[Records provided]
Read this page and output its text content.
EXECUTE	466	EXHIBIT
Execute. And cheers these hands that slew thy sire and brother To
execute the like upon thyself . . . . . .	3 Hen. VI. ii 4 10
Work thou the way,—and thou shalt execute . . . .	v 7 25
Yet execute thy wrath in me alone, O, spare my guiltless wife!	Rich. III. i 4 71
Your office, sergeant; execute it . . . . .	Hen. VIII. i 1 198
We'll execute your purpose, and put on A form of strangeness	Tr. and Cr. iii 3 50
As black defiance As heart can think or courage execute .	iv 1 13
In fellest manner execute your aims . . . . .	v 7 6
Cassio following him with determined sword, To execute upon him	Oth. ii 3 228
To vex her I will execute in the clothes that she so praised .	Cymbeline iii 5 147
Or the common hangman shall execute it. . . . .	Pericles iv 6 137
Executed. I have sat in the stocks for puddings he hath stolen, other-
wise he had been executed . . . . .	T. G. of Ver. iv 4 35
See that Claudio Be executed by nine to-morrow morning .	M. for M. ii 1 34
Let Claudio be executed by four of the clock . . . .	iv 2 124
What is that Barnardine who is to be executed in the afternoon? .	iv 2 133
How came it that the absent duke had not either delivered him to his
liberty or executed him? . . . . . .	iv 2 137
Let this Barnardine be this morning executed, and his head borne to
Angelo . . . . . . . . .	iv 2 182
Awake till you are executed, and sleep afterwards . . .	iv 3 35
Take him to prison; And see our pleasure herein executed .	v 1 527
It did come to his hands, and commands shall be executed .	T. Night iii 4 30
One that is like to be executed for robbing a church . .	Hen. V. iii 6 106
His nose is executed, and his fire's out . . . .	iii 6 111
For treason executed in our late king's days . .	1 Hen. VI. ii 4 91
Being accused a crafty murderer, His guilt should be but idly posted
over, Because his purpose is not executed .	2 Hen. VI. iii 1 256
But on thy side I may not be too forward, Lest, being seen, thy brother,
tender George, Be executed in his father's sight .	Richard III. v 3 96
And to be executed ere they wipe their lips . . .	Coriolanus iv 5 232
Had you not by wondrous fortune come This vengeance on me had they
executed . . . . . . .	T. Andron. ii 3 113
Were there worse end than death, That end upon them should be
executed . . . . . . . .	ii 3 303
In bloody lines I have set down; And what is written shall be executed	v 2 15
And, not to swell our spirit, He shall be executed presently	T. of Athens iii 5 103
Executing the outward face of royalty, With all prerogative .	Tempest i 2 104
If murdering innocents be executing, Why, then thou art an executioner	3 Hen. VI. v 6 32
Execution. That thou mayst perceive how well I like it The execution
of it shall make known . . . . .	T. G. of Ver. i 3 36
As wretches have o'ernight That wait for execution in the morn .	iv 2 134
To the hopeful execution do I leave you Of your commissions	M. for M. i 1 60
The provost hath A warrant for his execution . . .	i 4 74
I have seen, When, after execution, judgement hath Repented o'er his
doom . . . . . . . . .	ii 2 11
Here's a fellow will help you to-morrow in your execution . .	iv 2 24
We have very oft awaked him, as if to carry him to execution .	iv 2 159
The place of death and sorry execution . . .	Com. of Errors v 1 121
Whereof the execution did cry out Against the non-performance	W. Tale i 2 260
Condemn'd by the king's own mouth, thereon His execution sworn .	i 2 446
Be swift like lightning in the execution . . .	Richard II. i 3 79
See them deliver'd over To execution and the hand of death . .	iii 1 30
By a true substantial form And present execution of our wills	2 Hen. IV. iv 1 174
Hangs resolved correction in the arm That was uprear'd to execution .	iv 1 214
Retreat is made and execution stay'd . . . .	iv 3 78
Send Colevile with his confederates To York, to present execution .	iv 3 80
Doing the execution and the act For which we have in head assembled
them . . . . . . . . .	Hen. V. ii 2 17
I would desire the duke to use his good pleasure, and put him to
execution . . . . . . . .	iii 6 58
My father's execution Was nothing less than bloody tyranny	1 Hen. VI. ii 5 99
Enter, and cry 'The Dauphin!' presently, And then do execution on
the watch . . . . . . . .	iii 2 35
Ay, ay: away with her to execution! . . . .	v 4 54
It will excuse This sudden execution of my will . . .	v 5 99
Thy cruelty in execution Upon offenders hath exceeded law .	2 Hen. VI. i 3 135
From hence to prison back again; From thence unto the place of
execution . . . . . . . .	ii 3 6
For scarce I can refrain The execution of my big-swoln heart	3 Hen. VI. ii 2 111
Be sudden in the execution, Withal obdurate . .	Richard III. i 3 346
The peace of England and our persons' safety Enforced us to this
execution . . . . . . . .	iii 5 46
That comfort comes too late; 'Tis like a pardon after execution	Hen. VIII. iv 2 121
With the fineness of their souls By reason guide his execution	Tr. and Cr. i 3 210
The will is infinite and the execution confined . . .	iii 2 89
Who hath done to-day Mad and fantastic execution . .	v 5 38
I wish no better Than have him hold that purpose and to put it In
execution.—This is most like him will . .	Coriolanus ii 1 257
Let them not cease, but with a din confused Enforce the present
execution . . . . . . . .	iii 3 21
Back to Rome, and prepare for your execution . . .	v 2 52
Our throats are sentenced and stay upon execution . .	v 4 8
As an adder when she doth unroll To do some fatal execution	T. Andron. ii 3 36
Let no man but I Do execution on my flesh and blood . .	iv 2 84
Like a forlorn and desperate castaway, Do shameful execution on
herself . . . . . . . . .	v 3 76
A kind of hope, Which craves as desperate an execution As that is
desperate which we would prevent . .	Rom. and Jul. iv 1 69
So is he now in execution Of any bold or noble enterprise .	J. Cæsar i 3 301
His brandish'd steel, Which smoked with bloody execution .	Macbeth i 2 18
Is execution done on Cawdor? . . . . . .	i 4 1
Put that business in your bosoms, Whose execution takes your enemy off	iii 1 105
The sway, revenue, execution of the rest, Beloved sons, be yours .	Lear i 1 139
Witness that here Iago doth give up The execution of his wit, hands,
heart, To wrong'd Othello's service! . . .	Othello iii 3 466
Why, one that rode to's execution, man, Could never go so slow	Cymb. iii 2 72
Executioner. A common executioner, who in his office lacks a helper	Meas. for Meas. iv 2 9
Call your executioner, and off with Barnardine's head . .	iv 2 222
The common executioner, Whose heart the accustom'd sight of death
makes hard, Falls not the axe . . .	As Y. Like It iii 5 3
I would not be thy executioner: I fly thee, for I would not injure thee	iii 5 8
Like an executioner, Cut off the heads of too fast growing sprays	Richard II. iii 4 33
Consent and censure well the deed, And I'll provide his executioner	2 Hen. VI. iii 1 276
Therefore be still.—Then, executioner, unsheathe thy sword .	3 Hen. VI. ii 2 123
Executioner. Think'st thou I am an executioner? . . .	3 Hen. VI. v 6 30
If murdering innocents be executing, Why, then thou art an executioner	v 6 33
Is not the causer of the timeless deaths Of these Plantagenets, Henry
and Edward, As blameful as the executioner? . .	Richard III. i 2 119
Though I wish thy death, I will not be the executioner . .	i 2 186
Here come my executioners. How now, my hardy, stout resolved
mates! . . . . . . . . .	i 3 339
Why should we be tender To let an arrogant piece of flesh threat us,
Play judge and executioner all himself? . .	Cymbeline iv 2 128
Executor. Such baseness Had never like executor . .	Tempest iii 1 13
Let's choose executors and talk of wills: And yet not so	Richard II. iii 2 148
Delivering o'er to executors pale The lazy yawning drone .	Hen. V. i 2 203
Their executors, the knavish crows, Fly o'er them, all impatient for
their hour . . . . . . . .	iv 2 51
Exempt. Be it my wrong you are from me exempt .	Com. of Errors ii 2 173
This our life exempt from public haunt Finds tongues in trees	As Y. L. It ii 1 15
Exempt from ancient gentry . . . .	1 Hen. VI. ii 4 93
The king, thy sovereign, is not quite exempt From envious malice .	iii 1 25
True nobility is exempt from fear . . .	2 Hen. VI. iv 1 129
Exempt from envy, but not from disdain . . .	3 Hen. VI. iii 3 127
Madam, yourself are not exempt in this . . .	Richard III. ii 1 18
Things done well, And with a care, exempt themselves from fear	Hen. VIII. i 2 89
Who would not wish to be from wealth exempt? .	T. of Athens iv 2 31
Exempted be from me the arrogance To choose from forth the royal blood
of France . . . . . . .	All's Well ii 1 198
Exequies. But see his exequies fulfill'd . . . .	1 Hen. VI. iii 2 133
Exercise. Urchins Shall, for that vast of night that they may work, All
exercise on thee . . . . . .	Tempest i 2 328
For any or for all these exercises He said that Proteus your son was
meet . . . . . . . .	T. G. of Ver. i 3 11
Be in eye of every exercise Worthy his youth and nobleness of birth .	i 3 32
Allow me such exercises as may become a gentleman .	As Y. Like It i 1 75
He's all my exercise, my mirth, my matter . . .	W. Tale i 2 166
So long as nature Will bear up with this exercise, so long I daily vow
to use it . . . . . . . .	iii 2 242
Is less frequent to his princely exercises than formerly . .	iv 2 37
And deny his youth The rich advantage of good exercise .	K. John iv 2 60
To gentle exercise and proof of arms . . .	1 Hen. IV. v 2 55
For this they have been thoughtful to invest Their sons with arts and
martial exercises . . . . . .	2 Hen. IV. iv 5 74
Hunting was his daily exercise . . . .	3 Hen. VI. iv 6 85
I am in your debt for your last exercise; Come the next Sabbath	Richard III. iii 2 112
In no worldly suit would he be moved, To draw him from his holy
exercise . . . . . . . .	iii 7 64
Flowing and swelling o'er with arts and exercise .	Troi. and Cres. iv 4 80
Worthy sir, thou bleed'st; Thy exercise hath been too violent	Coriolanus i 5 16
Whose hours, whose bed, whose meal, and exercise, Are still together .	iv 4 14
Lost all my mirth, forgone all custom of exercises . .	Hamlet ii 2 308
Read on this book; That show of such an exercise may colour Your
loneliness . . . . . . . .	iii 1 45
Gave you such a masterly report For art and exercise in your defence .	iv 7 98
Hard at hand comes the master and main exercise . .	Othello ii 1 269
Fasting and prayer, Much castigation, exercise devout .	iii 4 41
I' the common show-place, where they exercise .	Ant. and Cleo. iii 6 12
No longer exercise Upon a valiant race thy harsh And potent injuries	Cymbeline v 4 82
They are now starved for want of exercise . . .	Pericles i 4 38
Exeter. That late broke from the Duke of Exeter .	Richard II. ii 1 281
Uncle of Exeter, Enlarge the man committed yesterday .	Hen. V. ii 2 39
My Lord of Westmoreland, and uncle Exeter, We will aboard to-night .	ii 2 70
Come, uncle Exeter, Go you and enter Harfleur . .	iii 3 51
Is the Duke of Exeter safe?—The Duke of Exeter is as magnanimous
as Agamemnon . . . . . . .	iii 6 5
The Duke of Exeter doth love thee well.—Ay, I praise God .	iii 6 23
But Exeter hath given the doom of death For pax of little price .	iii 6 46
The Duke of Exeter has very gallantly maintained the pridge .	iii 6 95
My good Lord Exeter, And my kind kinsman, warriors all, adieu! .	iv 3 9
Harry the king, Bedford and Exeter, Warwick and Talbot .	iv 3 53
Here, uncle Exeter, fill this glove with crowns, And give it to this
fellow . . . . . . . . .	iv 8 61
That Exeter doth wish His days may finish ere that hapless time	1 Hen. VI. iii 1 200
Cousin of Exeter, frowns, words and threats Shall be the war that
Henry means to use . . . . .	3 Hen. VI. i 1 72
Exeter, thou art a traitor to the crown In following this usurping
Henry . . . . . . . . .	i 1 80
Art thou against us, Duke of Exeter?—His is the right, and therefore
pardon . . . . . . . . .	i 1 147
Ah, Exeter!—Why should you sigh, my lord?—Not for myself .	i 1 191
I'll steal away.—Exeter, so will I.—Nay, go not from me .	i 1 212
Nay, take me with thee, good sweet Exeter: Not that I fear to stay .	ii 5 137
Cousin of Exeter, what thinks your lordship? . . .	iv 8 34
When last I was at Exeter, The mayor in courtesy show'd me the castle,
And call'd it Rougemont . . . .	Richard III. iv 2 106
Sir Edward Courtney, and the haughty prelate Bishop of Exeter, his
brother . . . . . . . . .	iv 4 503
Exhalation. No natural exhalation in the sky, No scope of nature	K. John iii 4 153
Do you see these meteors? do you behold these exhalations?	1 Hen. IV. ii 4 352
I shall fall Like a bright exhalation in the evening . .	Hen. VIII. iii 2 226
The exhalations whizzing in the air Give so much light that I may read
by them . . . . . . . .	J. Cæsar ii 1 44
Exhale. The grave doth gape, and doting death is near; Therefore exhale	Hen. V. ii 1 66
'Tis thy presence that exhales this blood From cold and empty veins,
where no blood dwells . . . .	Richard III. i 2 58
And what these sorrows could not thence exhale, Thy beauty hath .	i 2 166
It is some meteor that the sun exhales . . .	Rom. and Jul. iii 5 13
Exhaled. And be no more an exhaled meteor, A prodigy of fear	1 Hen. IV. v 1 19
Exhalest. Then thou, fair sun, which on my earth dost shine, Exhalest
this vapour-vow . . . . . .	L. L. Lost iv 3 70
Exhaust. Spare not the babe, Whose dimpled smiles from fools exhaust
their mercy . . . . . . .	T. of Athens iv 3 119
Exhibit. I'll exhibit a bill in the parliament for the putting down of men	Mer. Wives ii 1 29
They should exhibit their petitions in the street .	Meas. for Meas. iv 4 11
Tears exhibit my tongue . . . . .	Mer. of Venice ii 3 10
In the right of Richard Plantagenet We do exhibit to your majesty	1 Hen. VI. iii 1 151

[Exercise description] Only the number of lines above that contain "daily" should be given as the answer.

[Answer section] 2